## What you are asked to do
Check each line of the material below for "stosować", then copy the ones that contain it.

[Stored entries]
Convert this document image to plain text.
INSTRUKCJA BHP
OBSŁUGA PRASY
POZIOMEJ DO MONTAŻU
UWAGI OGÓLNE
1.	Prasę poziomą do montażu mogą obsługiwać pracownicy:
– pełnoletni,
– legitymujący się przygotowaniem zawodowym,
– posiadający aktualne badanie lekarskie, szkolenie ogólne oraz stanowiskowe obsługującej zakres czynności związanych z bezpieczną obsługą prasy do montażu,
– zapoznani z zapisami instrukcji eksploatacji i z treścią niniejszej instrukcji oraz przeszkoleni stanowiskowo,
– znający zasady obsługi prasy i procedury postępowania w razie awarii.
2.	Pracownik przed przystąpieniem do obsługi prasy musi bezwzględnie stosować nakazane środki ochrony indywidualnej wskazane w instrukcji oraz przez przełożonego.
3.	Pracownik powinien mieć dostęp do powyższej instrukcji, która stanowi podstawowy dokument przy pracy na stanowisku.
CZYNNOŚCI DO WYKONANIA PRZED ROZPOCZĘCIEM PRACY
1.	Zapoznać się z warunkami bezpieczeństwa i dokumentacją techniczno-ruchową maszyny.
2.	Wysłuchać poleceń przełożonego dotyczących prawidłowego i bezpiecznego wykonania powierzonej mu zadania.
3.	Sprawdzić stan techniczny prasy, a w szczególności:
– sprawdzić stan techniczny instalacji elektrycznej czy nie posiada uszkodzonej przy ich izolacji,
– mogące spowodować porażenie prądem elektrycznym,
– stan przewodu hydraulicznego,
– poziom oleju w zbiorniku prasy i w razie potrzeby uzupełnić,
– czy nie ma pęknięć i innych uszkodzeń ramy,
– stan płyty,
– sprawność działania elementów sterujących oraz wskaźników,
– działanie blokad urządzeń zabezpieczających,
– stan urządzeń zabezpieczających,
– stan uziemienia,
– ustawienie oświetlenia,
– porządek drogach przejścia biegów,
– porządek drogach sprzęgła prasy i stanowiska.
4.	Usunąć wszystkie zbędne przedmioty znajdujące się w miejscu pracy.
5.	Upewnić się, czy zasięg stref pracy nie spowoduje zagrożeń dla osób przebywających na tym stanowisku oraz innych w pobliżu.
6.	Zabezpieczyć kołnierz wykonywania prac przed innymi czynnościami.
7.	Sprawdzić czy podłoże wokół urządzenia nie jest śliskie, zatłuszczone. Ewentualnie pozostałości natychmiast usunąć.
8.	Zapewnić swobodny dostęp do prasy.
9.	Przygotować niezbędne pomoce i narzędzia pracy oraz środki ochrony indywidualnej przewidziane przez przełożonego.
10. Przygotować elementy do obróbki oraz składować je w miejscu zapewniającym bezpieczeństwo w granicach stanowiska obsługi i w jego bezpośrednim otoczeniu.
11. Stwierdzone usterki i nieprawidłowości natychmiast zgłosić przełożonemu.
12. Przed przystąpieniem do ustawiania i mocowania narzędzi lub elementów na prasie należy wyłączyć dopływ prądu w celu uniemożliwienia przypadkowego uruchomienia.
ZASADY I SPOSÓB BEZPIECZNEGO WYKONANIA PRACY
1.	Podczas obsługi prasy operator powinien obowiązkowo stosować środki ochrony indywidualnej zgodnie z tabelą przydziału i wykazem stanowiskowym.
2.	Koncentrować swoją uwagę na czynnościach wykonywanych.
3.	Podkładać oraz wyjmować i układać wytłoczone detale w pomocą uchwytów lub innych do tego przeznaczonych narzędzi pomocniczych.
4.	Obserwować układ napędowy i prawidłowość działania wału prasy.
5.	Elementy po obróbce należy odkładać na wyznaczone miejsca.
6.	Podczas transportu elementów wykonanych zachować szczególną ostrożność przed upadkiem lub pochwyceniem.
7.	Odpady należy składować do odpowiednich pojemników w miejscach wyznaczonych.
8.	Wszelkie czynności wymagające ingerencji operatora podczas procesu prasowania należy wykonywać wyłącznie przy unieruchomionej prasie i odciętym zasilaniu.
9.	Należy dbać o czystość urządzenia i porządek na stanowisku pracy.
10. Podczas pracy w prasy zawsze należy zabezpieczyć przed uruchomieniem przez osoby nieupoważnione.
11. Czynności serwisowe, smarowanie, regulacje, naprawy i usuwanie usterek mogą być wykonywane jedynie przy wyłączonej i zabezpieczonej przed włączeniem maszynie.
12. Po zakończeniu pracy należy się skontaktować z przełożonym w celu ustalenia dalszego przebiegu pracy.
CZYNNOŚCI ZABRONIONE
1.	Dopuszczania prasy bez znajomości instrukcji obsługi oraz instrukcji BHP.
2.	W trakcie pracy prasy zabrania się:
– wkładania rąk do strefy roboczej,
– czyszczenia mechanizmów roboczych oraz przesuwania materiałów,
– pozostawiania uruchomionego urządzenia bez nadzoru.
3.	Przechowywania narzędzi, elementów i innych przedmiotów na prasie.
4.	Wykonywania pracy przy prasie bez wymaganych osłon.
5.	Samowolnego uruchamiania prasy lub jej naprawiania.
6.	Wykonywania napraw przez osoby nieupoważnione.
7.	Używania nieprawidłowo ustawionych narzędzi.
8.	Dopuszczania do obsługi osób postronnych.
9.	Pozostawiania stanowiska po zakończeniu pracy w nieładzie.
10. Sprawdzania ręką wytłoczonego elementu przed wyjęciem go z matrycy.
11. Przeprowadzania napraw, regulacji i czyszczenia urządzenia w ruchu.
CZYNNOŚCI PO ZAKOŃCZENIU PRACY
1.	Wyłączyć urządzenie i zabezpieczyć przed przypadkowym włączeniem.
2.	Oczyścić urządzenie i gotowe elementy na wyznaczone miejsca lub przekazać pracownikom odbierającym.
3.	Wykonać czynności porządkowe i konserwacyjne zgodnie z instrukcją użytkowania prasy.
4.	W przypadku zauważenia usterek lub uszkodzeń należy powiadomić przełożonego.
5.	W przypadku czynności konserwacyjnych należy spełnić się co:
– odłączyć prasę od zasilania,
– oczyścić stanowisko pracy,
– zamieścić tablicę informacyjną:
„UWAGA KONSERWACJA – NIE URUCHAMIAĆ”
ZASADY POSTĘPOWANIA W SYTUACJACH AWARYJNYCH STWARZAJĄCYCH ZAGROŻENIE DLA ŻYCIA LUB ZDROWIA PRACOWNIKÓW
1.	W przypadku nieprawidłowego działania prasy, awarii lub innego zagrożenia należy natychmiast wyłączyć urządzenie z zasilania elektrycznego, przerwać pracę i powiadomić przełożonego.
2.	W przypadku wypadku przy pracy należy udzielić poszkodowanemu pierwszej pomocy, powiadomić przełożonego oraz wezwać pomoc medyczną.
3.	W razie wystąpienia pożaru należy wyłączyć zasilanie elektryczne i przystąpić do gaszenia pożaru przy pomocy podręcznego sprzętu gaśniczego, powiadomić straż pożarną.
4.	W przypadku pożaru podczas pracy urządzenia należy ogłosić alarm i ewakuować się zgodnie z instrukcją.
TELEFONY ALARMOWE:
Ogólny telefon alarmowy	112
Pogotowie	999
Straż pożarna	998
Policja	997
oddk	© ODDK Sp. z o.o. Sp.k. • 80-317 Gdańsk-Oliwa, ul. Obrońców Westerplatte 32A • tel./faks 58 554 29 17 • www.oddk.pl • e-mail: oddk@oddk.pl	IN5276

## Worked answer
2.	Pracownik przed przystąpieniem do obsługi prasy musi bezwzględnie stosować nakazane środki ochrony indywidualnej wskazane w instrukcji oraz przez przełożonego.
1.	Podczas obsługi prasy operator powinien obowiązkowo stosować środki ochrony indywidualnej zgodnie z tabelą przydziału i wykazem stanowiskowym.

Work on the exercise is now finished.